(Request) Which lines in the material below contain the word "JSON"? Copy each of them.

(Data for the task)

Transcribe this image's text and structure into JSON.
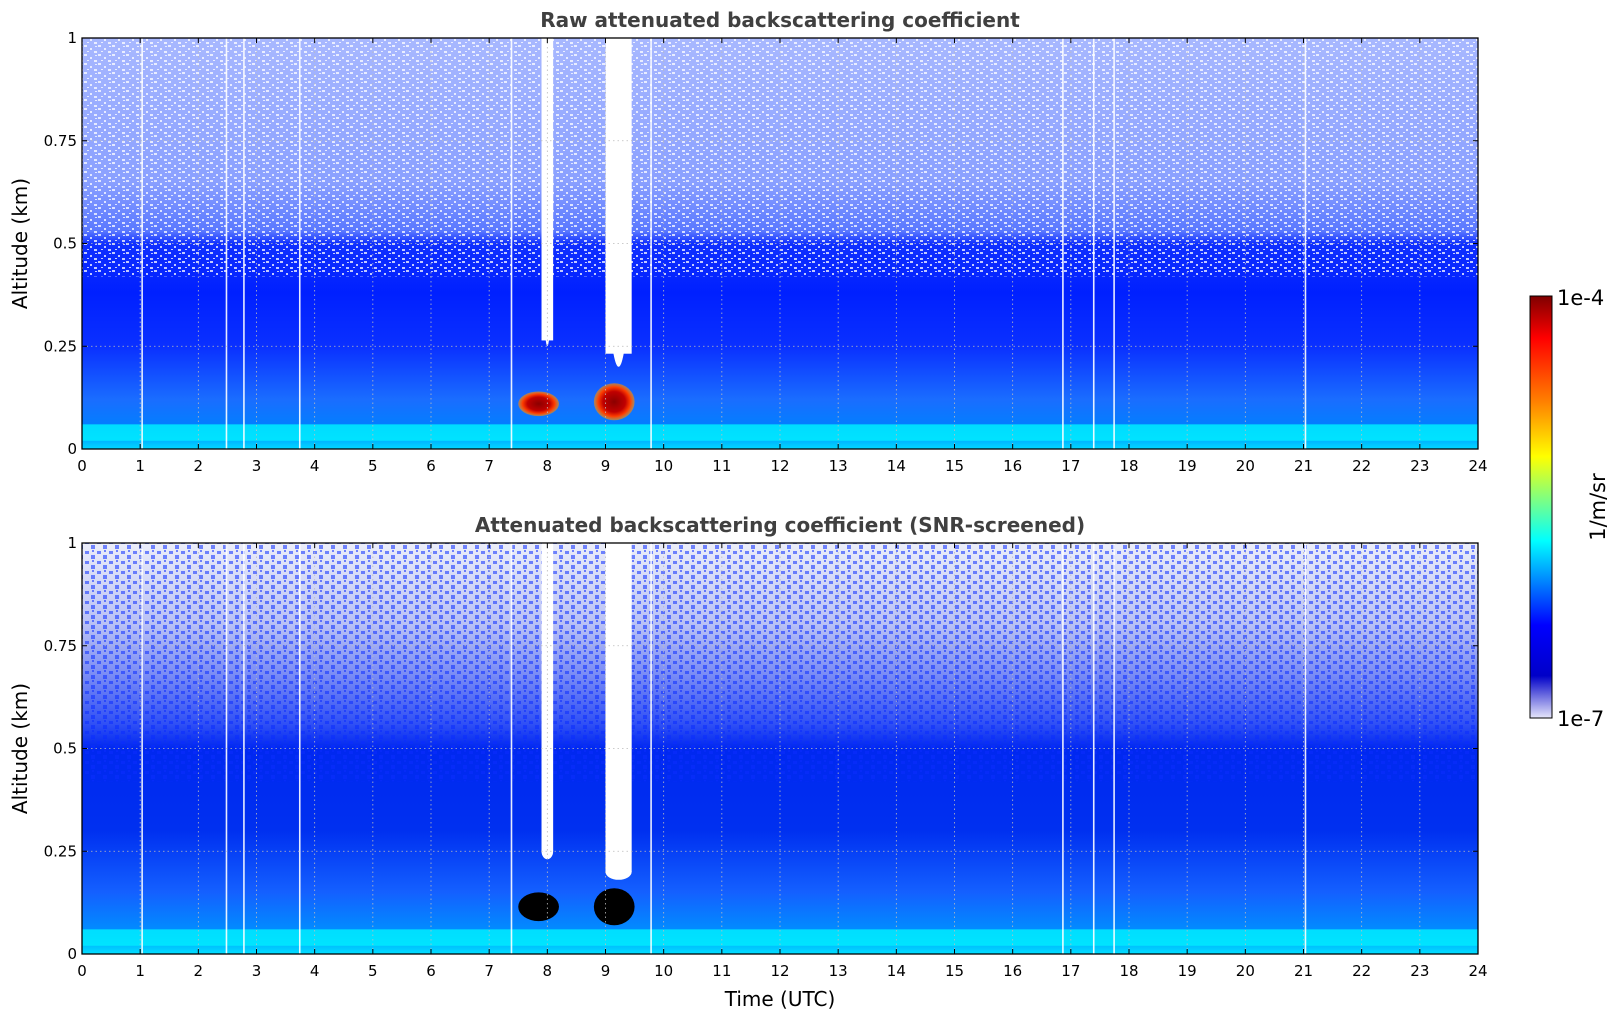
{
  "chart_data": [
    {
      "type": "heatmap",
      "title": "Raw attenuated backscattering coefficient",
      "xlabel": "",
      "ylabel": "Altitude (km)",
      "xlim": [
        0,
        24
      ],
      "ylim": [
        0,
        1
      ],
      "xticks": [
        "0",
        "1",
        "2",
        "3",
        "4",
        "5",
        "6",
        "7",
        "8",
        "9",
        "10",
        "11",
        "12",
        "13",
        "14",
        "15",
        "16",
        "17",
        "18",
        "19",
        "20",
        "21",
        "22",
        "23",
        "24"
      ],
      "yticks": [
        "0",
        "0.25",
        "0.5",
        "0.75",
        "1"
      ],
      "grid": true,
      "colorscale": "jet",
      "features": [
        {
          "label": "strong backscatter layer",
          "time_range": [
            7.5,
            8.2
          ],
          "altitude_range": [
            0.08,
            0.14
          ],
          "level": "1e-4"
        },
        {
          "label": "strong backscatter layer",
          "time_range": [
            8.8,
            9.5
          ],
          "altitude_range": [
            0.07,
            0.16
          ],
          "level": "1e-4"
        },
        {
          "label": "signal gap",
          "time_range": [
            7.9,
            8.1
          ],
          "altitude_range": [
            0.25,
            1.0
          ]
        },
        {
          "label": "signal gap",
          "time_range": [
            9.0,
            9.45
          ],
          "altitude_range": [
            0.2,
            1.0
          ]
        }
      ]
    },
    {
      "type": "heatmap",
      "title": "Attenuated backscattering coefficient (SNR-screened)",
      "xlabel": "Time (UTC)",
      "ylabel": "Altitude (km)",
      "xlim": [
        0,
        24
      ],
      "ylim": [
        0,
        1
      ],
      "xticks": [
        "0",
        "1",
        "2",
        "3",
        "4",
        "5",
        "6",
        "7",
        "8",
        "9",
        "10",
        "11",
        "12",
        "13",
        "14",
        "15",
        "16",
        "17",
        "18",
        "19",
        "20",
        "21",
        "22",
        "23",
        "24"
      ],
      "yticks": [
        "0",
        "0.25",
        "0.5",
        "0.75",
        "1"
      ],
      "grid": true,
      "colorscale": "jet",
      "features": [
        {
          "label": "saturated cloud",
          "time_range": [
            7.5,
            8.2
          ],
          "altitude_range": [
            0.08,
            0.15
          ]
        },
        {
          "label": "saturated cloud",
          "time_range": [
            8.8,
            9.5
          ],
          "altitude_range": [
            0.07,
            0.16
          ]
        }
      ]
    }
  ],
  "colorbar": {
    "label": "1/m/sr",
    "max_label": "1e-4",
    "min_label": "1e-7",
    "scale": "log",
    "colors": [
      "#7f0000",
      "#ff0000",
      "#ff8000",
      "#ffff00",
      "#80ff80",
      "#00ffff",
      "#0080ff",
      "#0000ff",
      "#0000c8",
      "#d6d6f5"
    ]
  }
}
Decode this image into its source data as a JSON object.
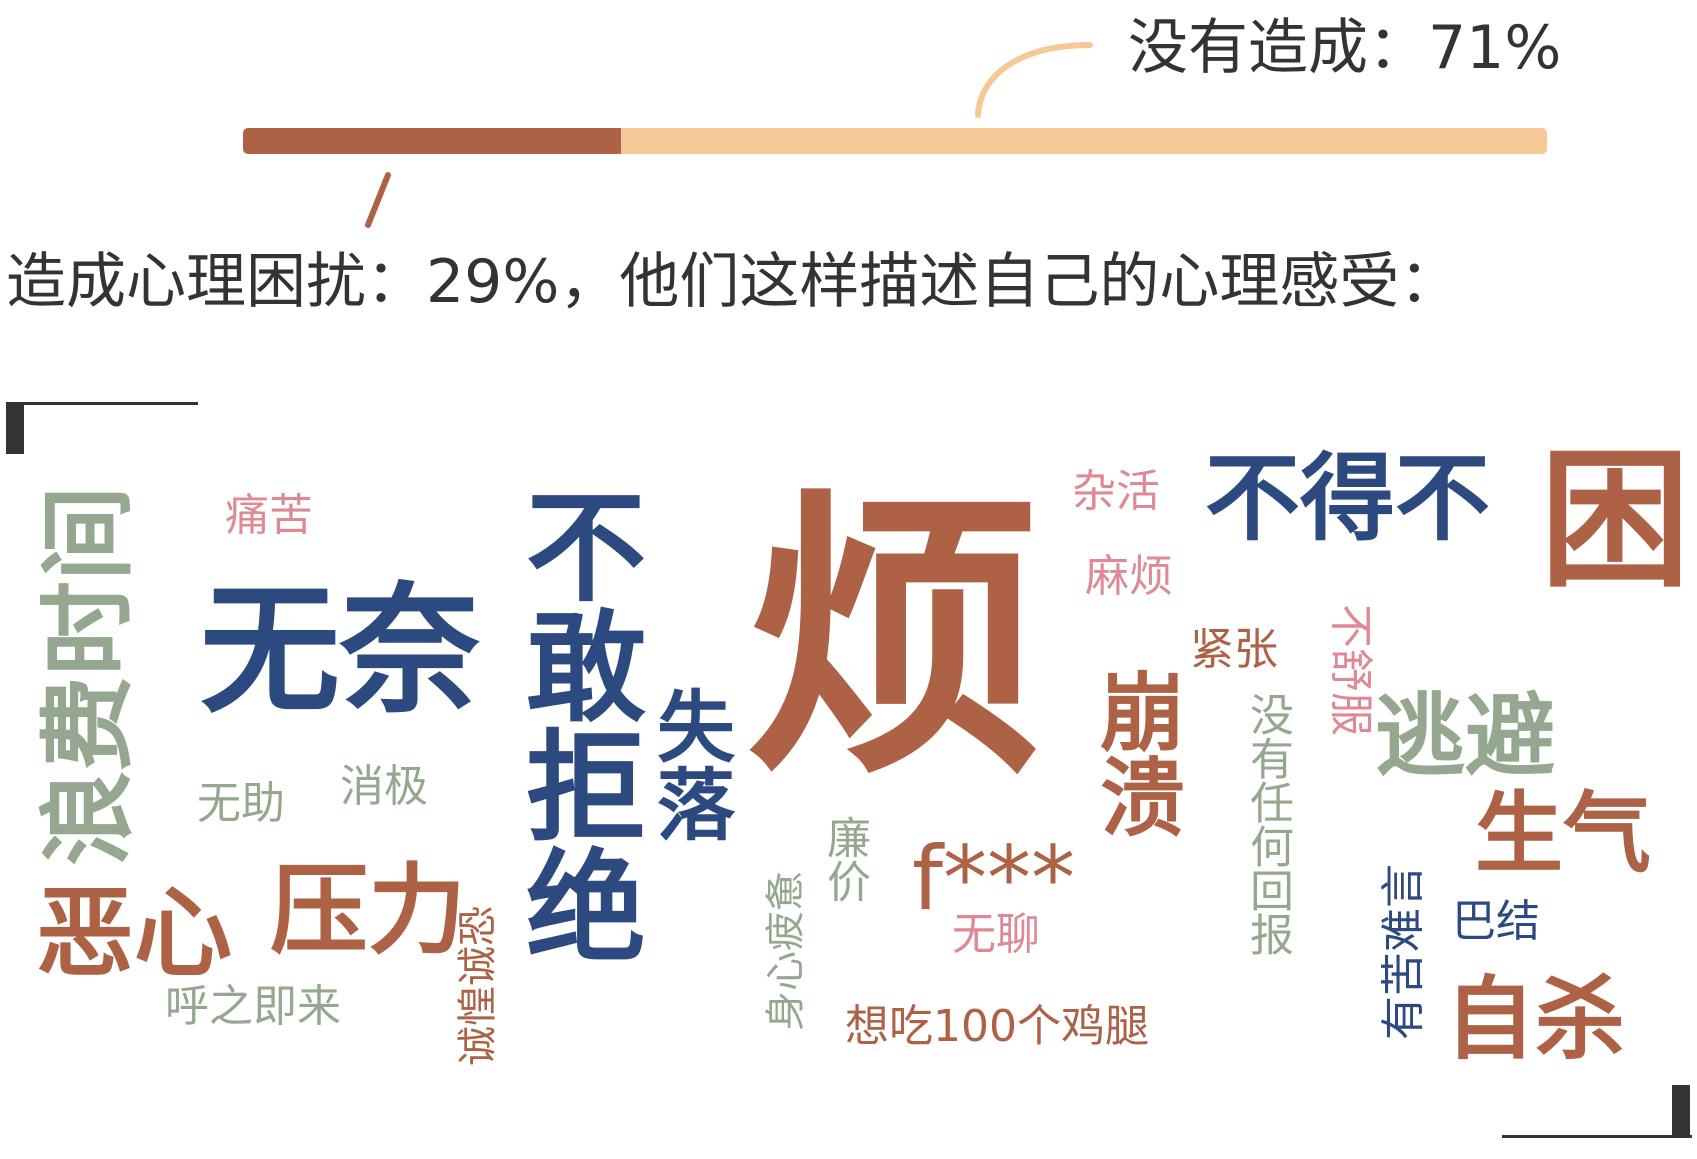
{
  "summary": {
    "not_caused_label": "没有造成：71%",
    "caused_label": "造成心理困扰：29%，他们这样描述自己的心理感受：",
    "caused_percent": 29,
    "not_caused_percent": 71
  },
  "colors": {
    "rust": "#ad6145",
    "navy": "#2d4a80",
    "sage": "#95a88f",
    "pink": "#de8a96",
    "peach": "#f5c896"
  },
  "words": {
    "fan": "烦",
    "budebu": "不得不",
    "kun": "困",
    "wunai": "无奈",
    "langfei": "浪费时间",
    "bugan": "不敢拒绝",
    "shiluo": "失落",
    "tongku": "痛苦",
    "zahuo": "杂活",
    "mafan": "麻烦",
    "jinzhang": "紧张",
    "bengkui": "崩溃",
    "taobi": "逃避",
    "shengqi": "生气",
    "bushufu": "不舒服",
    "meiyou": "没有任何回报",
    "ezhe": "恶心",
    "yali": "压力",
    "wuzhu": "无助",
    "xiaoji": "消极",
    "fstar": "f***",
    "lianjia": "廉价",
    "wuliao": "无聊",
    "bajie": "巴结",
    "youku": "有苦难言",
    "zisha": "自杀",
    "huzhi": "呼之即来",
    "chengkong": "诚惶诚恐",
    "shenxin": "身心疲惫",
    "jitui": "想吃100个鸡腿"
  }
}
...
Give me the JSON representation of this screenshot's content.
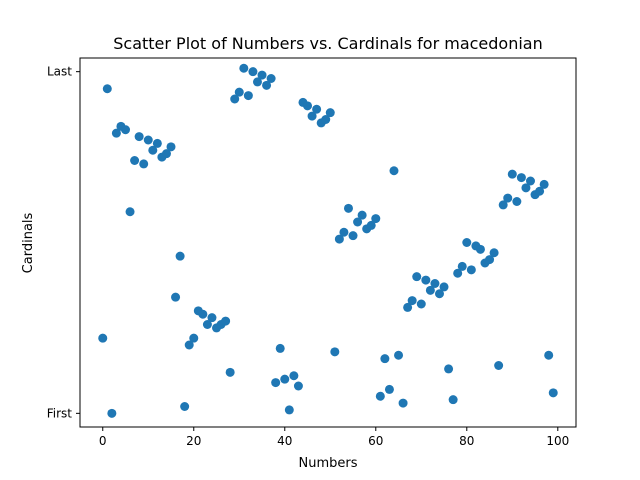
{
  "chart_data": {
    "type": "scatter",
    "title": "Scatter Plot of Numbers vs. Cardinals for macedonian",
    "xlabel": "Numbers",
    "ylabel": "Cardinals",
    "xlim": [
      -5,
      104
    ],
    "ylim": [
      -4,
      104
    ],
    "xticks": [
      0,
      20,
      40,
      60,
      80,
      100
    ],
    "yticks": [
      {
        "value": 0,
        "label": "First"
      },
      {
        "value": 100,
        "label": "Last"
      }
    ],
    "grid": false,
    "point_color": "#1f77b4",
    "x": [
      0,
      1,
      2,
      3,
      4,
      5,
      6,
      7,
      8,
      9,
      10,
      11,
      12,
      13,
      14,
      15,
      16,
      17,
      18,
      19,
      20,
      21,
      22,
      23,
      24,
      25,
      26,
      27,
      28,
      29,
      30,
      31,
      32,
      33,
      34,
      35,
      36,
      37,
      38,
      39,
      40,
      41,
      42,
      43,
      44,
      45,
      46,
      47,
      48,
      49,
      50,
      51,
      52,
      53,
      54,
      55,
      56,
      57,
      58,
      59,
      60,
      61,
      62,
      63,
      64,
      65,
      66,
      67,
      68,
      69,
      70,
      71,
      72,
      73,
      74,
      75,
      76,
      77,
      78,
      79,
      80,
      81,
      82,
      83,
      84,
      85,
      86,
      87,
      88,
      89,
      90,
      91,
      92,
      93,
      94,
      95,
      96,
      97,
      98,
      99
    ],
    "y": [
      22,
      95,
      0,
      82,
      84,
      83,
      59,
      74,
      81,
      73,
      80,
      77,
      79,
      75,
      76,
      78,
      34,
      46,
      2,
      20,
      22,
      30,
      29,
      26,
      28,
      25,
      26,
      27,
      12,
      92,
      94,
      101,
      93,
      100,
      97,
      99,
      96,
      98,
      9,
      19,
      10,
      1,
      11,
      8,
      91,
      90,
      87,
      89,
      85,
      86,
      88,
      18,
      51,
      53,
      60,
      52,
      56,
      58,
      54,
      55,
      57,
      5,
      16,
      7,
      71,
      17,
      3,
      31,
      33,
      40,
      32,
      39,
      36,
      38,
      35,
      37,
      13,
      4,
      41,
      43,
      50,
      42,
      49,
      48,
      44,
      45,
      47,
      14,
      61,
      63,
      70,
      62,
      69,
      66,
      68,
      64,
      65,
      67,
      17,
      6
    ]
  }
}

(Response for this exercise)
Transcribe this image's text and structure into JSON.
Decode this image into its source data as a JSON object.
Give me the JSON representation of this screenshot's content.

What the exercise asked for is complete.